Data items
>>>

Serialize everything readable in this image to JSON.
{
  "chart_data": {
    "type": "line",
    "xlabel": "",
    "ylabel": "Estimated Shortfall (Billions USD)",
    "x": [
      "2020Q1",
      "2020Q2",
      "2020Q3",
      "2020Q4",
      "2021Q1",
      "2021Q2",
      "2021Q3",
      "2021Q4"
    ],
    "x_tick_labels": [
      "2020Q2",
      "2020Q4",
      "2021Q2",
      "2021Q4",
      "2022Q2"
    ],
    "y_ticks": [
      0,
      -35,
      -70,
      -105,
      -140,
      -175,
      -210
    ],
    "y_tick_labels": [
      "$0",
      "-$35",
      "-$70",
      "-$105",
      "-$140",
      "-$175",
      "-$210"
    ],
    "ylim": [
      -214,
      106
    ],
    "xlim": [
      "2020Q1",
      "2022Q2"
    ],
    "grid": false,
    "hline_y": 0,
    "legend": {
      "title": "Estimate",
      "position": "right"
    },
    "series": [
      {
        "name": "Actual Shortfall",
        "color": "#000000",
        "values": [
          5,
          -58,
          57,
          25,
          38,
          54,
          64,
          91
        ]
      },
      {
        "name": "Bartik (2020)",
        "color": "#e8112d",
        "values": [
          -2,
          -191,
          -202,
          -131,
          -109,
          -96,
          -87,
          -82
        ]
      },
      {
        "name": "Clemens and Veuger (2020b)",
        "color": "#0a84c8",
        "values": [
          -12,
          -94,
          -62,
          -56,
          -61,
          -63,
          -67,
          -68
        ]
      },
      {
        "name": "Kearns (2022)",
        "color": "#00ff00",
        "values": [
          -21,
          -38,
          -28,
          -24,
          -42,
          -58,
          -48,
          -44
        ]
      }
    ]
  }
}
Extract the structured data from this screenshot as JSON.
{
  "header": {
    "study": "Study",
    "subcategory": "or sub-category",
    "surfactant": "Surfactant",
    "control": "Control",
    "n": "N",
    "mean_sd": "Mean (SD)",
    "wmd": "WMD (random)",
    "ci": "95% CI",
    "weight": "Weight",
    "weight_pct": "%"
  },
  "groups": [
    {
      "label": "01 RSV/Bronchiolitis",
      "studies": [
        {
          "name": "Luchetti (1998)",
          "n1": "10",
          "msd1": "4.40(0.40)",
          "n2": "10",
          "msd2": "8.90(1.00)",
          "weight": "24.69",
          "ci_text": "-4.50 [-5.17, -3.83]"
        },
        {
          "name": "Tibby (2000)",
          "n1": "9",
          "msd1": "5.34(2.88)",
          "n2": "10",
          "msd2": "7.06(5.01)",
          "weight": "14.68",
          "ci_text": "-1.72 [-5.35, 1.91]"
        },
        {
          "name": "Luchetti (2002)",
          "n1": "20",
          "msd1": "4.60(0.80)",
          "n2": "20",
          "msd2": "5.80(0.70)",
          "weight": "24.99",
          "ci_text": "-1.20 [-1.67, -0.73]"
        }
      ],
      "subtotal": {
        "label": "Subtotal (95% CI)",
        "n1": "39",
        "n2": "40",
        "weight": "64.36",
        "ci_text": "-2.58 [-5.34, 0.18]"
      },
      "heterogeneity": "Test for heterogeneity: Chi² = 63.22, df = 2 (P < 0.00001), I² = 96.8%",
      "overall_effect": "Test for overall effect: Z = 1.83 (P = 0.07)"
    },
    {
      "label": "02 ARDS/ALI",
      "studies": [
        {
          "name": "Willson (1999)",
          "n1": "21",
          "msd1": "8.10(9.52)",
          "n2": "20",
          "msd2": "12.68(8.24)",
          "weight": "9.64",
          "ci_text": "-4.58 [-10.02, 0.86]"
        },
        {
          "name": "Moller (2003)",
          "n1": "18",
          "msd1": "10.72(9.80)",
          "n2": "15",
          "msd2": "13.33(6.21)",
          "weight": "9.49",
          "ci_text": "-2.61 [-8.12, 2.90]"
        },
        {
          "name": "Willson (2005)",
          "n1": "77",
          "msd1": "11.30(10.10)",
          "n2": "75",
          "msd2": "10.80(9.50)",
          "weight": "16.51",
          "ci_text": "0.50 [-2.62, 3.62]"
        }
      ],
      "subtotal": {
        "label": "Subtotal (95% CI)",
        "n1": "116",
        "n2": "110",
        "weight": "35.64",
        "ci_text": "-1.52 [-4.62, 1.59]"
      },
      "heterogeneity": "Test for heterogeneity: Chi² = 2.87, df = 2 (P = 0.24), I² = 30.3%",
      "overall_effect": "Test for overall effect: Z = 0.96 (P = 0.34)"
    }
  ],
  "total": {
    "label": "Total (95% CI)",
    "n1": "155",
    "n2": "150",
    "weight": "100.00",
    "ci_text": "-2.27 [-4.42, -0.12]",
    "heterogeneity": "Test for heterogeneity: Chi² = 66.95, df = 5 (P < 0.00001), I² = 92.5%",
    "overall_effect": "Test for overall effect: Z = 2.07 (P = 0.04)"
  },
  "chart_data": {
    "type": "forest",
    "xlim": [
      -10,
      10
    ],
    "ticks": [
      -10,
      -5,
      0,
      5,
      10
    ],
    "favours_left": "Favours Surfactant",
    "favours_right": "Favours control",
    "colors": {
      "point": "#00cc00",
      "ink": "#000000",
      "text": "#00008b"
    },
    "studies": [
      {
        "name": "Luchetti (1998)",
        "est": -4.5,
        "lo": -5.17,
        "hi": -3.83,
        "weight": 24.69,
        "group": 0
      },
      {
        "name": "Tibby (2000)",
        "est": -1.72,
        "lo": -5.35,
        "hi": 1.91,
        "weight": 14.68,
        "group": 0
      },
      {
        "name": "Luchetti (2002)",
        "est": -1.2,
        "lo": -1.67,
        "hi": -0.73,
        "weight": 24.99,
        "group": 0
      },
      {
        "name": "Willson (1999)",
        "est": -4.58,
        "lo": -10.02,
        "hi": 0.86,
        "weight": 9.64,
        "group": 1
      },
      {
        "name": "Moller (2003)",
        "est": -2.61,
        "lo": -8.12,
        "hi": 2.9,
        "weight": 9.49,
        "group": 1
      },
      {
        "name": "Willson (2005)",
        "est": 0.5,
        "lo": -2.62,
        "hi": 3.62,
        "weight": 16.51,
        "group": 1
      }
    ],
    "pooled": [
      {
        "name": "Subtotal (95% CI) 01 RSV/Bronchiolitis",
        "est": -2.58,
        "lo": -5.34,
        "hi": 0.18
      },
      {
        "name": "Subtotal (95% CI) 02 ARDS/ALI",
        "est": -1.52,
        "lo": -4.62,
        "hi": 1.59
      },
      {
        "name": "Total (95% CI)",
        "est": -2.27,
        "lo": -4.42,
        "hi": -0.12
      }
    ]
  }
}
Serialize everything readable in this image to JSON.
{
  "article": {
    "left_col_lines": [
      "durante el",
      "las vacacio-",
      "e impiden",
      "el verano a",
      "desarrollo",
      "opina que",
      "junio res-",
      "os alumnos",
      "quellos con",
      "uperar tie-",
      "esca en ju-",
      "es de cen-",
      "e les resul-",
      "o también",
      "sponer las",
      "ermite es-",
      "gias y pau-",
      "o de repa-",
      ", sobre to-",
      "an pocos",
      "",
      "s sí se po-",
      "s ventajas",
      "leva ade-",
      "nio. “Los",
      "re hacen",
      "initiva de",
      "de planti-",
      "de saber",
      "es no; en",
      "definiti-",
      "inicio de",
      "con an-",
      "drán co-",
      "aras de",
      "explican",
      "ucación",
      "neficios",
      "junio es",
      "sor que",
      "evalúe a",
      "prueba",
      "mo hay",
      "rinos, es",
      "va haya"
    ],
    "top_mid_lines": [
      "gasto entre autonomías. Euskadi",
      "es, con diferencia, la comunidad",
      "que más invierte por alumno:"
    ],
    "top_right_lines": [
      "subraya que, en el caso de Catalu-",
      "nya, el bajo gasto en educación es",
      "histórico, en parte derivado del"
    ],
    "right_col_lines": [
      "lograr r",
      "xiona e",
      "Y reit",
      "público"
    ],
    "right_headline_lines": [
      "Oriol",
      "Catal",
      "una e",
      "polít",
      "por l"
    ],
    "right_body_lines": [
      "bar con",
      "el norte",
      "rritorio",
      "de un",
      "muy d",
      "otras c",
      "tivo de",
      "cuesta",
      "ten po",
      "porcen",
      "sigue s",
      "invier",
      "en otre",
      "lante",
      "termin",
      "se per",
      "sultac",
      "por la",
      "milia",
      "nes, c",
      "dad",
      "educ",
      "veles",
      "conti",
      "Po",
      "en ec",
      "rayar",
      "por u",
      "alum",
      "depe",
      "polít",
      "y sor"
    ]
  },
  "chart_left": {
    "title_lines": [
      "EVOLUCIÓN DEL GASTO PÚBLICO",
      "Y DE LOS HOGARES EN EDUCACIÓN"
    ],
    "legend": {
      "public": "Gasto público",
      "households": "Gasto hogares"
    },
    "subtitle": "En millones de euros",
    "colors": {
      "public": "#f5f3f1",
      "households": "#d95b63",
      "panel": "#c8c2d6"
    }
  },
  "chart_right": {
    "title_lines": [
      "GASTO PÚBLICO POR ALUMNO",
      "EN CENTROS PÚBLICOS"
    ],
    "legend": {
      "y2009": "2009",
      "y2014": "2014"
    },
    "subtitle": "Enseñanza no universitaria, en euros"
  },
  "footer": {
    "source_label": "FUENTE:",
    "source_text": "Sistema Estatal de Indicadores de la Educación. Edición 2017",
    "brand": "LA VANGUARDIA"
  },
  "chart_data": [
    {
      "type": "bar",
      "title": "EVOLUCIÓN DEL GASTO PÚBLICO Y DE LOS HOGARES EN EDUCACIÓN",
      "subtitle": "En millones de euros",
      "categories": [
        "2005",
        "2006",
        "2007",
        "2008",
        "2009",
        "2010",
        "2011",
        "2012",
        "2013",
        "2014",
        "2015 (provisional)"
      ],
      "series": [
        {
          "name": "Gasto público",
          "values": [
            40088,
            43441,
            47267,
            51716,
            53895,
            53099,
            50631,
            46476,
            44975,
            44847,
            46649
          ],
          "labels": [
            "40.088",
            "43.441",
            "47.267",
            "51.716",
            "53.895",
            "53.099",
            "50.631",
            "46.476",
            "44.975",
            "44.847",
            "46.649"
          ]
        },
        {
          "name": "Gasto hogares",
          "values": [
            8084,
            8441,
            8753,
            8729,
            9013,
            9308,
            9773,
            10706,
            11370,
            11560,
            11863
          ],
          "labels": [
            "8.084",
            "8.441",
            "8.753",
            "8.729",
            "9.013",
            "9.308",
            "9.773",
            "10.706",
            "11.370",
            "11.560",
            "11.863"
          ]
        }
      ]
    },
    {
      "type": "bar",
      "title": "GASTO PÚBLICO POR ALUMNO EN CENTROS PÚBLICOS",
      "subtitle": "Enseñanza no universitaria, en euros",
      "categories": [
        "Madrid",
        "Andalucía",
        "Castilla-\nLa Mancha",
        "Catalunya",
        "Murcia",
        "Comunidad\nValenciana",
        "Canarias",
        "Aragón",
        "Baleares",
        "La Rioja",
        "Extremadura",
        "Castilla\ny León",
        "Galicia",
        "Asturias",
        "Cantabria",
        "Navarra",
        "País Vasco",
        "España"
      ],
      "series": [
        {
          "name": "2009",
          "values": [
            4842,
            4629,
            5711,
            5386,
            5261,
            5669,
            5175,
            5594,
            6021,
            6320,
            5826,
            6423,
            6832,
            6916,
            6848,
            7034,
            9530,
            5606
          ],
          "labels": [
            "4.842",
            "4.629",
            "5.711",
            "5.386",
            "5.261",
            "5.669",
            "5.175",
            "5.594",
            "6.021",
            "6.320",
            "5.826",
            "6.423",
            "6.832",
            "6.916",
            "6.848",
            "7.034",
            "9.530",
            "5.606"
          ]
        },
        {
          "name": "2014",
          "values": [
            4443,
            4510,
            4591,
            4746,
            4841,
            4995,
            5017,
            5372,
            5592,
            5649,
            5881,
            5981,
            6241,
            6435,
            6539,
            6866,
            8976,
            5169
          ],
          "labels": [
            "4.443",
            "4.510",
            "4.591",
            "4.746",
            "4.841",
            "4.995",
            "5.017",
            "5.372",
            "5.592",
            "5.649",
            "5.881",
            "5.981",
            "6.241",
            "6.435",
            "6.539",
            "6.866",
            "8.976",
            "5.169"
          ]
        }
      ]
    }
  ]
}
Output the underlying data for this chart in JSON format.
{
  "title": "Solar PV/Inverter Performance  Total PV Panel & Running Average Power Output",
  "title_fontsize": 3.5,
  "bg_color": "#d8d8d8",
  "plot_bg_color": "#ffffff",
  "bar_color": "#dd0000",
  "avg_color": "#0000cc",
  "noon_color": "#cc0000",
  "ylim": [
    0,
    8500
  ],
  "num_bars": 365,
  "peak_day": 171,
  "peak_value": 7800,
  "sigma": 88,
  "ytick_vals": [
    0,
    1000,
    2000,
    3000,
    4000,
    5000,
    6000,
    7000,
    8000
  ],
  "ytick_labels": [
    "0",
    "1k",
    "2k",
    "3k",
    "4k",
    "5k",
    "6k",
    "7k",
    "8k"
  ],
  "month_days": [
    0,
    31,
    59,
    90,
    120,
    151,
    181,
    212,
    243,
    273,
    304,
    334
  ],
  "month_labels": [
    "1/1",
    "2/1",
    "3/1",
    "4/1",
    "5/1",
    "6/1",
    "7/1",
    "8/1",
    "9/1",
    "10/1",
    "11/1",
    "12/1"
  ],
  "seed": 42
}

<<<

== STATED GOAL ==
Write out exactly the final stretch of the records: the line containing "Output the underlying" and every line after it, through the last, and nothing else.

== WRITTEN ANSWER ==
Output the underlying data for this chart in JSON format.
{
  "title": "Solar PV/Inverter Performance  Total PV Panel & Running Average Power Output",
  "title_fontsize": 3.5,
  "bg_color": "#d8d8d8",
  "plot_bg_color": "#ffffff",
  "bar_color": "#dd0000",
  "avg_color": "#0000cc",
  "noon_color": "#cc0000",
  "ylim": [
    0,
    8500
  ],
  "num_bars": 365,
  "peak_day": 171,
  "peak_value": 7800,
  "sigma": 88,
  "ytick_vals": [
    0,
    1000,
    2000,
    3000,
    4000,
    5000,
    6000,
    7000,
    8000
  ],
  "ytick_labels": [
    "0",
    "1k",
    "2k",
    "3k",
    "4k",
    "5k",
    "6k",
    "7k",
    "8k"
  ],
  "month_days": [
    0,
    31,
    59,
    90,
    120,
    151,
    181,
    212,
    243,
    273,
    304,
    334
  ],
  "month_labels": [
    "1/1",
    "2/1",
    "3/1",
    "4/1",
    "5/1",
    "6/1",
    "7/1",
    "8/1",
    "9/1",
    "10/1",
    "11/1",
    "12/1"
  ],
  "seed": 42
}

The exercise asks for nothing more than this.